> **Aim**: Search the listing for the string "projects" and copy every line that contains it.

> **Records contained in a dataset**:

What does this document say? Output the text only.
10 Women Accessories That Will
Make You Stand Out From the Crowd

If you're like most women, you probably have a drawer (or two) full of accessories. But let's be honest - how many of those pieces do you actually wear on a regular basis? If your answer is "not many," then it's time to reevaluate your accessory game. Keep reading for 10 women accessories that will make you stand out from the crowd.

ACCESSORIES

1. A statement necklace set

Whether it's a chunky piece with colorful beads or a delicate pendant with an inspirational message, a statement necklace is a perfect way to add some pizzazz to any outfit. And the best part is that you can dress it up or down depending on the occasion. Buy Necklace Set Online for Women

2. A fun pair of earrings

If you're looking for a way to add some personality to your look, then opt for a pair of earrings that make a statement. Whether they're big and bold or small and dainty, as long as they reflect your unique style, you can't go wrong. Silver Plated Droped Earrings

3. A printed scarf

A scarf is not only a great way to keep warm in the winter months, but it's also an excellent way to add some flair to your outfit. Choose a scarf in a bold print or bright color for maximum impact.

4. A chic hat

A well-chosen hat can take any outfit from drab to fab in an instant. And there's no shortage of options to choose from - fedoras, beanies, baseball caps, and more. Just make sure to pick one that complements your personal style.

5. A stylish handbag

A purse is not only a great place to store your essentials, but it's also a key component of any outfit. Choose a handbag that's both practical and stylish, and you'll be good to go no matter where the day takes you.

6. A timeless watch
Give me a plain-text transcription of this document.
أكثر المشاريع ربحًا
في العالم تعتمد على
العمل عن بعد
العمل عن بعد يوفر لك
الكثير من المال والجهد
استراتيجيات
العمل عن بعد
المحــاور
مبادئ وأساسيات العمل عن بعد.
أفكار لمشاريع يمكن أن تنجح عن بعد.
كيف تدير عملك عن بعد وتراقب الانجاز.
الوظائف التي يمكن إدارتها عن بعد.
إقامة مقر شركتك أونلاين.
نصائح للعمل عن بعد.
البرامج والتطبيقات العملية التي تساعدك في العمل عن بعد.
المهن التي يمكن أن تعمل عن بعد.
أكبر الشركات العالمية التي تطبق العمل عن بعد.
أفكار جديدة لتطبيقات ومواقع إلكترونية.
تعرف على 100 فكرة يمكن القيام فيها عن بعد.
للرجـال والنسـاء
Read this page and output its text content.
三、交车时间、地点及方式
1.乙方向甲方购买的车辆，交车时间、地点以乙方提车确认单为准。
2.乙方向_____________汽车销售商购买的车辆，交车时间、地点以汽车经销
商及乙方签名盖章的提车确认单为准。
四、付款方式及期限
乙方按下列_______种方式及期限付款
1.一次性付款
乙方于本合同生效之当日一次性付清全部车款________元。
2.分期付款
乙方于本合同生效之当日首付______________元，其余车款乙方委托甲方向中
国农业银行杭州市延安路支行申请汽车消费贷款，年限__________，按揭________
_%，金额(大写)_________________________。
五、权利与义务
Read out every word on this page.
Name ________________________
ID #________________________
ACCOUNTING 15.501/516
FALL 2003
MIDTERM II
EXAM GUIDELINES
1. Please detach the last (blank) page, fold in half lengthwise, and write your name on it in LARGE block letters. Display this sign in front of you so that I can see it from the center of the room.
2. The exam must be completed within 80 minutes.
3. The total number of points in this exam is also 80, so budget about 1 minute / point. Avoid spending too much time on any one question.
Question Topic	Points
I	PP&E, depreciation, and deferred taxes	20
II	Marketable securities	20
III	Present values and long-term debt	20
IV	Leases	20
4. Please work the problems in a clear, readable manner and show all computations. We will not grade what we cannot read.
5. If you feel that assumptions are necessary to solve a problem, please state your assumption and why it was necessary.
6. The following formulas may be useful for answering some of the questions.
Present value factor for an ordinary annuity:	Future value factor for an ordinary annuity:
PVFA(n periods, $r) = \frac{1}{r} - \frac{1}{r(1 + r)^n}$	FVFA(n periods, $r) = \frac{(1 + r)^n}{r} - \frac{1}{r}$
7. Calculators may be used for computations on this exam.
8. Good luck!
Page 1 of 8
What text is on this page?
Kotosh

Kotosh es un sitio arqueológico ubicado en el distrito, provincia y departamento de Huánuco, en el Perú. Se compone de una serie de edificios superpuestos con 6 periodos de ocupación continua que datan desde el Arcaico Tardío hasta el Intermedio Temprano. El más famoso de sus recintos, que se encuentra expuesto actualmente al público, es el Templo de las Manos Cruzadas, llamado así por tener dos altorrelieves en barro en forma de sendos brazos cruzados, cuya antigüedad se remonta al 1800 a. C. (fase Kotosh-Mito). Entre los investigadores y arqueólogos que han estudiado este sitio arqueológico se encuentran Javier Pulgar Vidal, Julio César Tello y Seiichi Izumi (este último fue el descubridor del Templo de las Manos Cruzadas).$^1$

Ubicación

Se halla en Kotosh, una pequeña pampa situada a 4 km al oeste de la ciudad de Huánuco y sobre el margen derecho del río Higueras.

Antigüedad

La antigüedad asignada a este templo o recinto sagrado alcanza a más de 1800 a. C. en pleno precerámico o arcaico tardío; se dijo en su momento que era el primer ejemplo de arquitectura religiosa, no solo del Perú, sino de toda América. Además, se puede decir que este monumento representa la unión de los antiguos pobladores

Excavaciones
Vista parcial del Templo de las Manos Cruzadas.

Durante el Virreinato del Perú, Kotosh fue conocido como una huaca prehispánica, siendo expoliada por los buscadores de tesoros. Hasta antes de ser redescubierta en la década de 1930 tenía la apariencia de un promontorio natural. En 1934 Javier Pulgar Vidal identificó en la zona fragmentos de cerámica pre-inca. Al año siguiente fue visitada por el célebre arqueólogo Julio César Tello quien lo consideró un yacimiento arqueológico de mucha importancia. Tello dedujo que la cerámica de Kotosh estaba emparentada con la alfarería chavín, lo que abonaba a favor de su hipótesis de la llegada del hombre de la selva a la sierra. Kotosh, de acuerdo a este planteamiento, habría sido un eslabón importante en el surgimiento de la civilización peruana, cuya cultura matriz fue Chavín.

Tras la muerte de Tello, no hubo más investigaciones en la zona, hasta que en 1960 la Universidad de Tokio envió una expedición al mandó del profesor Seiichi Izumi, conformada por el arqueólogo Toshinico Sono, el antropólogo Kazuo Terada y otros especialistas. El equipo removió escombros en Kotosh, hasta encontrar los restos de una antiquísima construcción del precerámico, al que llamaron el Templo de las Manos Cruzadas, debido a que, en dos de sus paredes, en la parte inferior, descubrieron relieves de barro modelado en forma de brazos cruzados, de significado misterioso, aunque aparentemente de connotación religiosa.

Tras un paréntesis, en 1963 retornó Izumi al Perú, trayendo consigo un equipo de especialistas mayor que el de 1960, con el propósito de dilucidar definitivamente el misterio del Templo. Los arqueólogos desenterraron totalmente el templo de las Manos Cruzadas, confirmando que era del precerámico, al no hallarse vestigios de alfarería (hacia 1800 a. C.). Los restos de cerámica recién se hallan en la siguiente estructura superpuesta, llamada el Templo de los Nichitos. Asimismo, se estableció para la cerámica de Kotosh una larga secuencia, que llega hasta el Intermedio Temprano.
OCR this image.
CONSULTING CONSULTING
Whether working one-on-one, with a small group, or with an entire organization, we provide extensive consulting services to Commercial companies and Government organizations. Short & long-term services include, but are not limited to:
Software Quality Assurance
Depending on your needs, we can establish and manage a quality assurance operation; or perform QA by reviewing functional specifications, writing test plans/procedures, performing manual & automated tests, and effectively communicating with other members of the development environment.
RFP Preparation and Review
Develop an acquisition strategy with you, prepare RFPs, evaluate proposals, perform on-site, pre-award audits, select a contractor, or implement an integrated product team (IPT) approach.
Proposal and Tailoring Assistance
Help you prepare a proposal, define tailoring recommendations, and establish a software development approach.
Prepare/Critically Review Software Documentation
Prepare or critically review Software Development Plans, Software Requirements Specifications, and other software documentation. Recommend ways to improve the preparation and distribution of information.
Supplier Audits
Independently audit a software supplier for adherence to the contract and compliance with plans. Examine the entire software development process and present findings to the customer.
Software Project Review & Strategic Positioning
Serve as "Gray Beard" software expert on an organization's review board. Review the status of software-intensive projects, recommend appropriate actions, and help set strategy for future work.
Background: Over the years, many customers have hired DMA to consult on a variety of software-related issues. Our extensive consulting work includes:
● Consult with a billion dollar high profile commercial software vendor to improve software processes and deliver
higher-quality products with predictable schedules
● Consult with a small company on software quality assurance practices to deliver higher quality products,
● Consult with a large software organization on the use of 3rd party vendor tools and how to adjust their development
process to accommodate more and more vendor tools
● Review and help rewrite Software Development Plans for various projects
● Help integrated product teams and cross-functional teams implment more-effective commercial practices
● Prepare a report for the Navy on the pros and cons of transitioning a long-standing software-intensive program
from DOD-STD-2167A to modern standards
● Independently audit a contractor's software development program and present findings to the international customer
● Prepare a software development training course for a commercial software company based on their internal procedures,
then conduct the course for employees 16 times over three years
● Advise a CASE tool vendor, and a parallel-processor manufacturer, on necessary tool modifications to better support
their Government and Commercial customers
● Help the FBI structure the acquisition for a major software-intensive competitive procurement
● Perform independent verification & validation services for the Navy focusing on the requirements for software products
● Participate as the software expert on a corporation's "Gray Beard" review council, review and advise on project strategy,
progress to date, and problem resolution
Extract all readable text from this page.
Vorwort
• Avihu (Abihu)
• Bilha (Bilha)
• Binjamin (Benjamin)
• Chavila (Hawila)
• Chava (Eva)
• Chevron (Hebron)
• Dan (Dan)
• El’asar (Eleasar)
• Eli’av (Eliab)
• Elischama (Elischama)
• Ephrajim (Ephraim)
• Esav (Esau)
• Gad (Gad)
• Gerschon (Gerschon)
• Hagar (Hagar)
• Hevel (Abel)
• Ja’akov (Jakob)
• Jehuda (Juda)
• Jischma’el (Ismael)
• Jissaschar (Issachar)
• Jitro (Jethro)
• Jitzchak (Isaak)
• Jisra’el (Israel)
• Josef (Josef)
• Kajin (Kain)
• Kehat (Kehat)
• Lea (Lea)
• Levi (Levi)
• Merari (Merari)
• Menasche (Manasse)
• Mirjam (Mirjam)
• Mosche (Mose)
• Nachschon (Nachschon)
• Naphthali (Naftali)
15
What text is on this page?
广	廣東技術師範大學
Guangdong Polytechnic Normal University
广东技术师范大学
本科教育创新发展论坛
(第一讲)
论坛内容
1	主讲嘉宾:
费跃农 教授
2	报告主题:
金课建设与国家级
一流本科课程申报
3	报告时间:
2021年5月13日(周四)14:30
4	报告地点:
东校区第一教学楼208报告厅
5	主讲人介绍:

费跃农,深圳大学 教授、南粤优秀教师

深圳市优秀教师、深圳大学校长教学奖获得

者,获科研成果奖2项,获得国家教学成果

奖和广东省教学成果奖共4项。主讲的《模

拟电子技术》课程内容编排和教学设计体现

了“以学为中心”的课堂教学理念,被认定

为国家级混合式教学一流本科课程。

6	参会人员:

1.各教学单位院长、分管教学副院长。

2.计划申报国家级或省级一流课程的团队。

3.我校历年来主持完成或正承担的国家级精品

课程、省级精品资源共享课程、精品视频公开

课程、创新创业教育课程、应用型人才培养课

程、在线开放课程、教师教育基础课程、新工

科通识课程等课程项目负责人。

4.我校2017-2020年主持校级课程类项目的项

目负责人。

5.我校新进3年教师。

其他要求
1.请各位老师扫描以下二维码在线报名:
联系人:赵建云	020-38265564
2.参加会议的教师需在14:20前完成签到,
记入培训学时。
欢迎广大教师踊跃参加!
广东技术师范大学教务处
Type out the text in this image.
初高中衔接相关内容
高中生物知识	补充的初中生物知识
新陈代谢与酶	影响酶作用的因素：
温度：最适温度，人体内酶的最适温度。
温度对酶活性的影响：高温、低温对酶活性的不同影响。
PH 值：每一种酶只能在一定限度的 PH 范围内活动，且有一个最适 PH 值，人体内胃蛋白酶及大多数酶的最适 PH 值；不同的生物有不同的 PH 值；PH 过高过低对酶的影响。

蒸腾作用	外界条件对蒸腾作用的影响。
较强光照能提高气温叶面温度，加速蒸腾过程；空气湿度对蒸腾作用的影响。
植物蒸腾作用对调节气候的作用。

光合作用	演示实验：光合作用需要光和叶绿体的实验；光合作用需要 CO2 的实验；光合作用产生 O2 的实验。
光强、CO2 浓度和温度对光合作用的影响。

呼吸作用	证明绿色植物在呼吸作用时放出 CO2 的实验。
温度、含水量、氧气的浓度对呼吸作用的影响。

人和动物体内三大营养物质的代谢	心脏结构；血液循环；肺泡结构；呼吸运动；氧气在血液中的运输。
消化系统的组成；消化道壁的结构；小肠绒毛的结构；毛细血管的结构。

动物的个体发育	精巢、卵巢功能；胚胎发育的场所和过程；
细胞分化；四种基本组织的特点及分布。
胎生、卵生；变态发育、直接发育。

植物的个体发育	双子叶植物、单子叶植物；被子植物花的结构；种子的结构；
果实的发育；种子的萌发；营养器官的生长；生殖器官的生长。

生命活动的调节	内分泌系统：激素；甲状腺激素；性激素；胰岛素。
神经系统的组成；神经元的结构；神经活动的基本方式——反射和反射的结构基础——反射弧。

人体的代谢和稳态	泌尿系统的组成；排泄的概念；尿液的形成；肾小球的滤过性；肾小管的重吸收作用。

> **Result below**:
Serve as "Gray Beard" software expert on an organization's review board. Review the status of software-intensive projects, recommend appropriate actions, and help set strategy for future work.
● Review and help rewrite Software Development Plans for various projects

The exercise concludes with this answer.